# WHAT IS EXPECTED
Copy all of the material below exactly.
━━━━━━━━━━━━━━━━
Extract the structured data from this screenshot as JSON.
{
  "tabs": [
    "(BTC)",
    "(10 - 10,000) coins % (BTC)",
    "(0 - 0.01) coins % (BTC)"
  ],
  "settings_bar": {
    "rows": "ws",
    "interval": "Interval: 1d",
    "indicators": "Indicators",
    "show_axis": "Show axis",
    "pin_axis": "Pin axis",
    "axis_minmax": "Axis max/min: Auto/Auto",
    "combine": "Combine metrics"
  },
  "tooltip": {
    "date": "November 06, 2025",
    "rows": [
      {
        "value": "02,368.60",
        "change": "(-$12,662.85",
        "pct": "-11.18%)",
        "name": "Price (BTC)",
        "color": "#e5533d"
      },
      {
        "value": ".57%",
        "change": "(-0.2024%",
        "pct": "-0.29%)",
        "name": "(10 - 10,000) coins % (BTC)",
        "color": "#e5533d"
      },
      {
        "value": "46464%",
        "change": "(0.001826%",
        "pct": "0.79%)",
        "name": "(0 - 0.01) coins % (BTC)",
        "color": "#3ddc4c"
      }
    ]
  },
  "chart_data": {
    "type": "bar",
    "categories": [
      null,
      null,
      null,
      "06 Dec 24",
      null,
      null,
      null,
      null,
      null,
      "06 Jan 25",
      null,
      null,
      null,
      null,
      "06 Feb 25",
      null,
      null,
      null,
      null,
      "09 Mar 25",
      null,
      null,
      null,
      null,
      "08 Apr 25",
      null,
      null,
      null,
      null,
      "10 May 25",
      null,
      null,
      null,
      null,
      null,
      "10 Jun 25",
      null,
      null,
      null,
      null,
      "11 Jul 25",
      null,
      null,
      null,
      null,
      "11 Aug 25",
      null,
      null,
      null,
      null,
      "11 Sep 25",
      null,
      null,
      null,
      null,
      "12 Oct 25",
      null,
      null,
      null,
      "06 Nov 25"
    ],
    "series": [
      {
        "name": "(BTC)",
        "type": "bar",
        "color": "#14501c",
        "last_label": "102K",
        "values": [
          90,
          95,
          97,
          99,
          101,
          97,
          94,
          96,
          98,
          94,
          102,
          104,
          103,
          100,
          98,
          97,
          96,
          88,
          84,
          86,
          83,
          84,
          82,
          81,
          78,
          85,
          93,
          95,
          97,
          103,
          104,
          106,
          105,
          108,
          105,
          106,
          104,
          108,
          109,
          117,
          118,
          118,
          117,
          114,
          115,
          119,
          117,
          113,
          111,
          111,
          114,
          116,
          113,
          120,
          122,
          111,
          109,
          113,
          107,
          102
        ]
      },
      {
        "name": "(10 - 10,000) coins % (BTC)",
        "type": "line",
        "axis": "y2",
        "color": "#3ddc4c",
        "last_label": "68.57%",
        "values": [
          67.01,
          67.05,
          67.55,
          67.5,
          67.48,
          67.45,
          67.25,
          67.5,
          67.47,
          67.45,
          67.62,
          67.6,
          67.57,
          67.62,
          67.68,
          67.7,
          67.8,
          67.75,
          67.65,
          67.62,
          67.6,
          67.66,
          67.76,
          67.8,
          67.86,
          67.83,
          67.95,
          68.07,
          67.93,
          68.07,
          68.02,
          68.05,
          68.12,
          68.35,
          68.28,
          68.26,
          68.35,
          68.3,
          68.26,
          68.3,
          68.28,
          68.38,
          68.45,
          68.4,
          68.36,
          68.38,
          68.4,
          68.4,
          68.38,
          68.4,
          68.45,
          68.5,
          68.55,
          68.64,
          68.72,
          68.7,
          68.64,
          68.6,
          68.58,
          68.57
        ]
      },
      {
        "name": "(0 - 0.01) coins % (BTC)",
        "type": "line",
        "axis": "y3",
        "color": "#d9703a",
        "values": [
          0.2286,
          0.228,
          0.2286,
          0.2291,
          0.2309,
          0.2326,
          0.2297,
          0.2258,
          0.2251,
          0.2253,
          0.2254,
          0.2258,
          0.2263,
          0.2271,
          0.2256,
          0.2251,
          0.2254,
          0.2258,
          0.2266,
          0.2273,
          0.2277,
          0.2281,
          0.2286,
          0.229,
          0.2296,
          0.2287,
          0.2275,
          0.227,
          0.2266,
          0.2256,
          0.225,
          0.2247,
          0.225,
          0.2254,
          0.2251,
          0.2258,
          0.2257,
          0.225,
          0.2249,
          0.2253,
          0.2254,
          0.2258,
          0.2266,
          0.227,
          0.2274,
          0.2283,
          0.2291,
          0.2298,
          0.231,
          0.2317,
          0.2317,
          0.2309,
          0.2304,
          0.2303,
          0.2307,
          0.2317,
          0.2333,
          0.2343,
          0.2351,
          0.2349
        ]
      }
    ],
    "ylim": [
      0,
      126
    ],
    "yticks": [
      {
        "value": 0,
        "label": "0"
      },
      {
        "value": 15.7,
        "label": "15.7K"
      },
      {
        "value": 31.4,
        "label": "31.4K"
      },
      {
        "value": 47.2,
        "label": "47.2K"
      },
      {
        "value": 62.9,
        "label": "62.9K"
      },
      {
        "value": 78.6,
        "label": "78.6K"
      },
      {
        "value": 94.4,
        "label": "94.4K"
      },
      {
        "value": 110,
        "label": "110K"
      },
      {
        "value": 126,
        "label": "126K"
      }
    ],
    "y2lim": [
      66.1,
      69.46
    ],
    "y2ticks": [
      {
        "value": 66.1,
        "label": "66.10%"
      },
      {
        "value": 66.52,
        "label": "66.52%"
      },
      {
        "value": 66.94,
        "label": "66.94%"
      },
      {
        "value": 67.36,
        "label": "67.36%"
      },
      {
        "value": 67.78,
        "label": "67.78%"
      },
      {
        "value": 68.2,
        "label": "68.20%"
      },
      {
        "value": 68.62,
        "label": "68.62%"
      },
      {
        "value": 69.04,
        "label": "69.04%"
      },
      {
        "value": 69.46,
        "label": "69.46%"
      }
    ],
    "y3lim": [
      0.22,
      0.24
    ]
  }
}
━━━━━━━━━━━━━━━━
# FULL OUTPUT
Extract the structured data from this screenshot as JSON.
{
  "tabs": [
    "(BTC)",
    "(10 - 10,000) coins % (BTC)",
    "(0 - 0.01) coins % (BTC)"
  ],
  "settings_bar": {
    "rows": "ws",
    "interval": "Interval: 1d",
    "indicators": "Indicators",
    "show_axis": "Show axis",
    "pin_axis": "Pin axis",
    "axis_minmax": "Axis max/min: Auto/Auto",
    "combine": "Combine metrics"
  },
  "tooltip": {
    "date": "November 06, 2025",
    "rows": [
      {
        "value": "02,368.60",
        "change": "(-$12,662.85",
        "pct": "-11.18%)",
        "name": "Price (BTC)",
        "color": "#e5533d"
      },
      {
        "value": ".57%",
        "change": "(-0.2024%",
        "pct": "-0.29%)",
        "name": "(10 - 10,000) coins % (BTC)",
        "color": "#e5533d"
      },
      {
        "value": "46464%",
        "change": "(0.001826%",
        "pct": "0.79%)",
        "name": "(0 - 0.01) coins % (BTC)",
        "color": "#3ddc4c"
      }
    ]
  },
  "chart_data": {
    "type": "bar",
    "categories": [
      null,
      null,
      null,
      "06 Dec 24",
      null,
      null,
      null,
      null,
      null,
      "06 Jan 25",
      null,
      null,
      null,
      null,
      "06 Feb 25",
      null,
      null,
      null,
      null,
      "09 Mar 25",
      null,
      null,
      null,
      null,
      "08 Apr 25",
      null,
      null,
      null,
      null,
      "10 May 25",
      null,
      null,
      null,
      null,
      null,
      "10 Jun 25",
      null,
      null,
      null,
      null,
      "11 Jul 25",
      null,
      null,
      null,
      null,
      "11 Aug 25",
      null,
      null,
      null,
      null,
      "11 Sep 25",
      null,
      null,
      null,
      null,
      "12 Oct 25",
      null,
      null,
      null,
      "06 Nov 25"
    ],
    "series": [
      {
        "name": "(BTC)",
        "type": "bar",
        "color": "#14501c",
        "last_label": "102K",
        "values": [
          90,
          95,
          97,
          99,
          101,
          97,
          94,
          96,
          98,
          94,
          102,
          104,
          103,
          100,
          98,
          97,
          96,
          88,
          84,
          86,
          83,
          84,
          82,
          81,
          78,
          85,
          93,
          95,
          97,
          103,
          104,
          106,
          105,
          108,
          105,
          106,
          104,
          108,
          109,
          117,
          118,
          118,
          117,
          114,
          115,
          119,
          117,
          113,
          111,
          111,
          114,
          116,
          113,
          120,
          122,
          111,
          109,
          113,
          107,
          102
        ]
      },
      {
        "name": "(10 - 10,000) coins % (BTC)",
        "type": "line",
        "axis": "y2",
        "color": "#3ddc4c",
        "last_label": "68.57%",
        "values": [
          67.01,
          67.05,
          67.55,
          67.5,
          67.48,
          67.45,
          67.25,
          67.5,
          67.47,
          67.45,
          67.62,
          67.6,
          67.57,
          67.62,
          67.68,
          67.7,
          67.8,
          67.75,
          67.65,
          67.62,
          67.6,
          67.66,
          67.76,
          67.8,
          67.86,
          67.83,
          67.95,
          68.07,
          67.93,
          68.07,
          68.02,
          68.05,
          68.12,
          68.35,
          68.28,
          68.26,
          68.35,
          68.3,
          68.26,
          68.3,
          68.28,
          68.38,
          68.45,
          68.4,
          68.36,
          68.38,
          68.4,
          68.4,
          68.38,
          68.4,
          68.45,
          68.5,
          68.55,
          68.64,
          68.72,
          68.7,
          68.64,
          68.6,
          68.58,
          68.57
        ]
      },
      {
        "name": "(0 - 0.01) coins % (BTC)",
        "type": "line",
        "axis": "y3",
        "color": "#d9703a",
        "values": [
          0.2286,
          0.228,
          0.2286,
          0.2291,
          0.2309,
          0.2326,
          0.2297,
          0.2258,
          0.2251,
          0.2253,
          0.2254,
          0.2258,
          0.2263,
          0.2271,
          0.2256,
          0.2251,
          0.2254,
          0.2258,
          0.2266,
          0.2273,
          0.2277,
          0.2281,
          0.2286,
          0.229,
          0.2296,
          0.2287,
          0.2275,
          0.227,
          0.2266,
          0.2256,
          0.225,
          0.2247,
          0.225,
          0.2254,
          0.2251,
          0.2258,
          0.2257,
          0.225,
          0.2249,
          0.2253,
          0.2254,
          0.2258,
          0.2266,
          0.227,
          0.2274,
          0.2283,
          0.2291,
          0.2298,
          0.231,
          0.2317,
          0.2317,
          0.2309,
          0.2304,
          0.2303,
          0.2307,
          0.2317,
          0.2333,
          0.2343,
          0.2351,
          0.2349
        ]
      }
    ],
    "ylim": [
      0,
      126
    ],
    "yticks": [
      {
        "value": 0,
        "label": "0"
      },
      {
        "value": 15.7,
        "label": "15.7K"
      },
      {
        "value": 31.4,
        "label": "31.4K"
      },
      {
        "value": 47.2,
        "label": "47.2K"
      },
      {
        "value": 62.9,
        "label": "62.9K"
      },
      {
        "value": 78.6,
        "label": "78.6K"
      },
      {
        "value": 94.4,
        "label": "94.4K"
      },
      {
        "value": 110,
        "label": "110K"
      },
      {
        "value": 126,
        "label": "126K"
      }
    ],
    "y2lim": [
      66.1,
      69.46
    ],
    "y2ticks": [
      {
        "value": 66.1,
        "label": "66.10%"
      },
      {
        "value": 66.52,
        "label": "66.52%"
      },
      {
        "value": 66.94,
        "label": "66.94%"
      },
      {
        "value": 67.36,
        "label": "67.36%"
      },
      {
        "value": 67.78,
        "label": "67.78%"
      },
      {
        "value": 68.2,
        "label": "68.20%"
      },
      {
        "value": 68.62,
        "label": "68.62%"
      },
      {
        "value": 69.04,
        "label": "69.04%"
      },
      {
        "value": 69.46,
        "label": "69.46%"
      }
    ],
    "y3lim": [
      0.22,
      0.24
    ]
  }
}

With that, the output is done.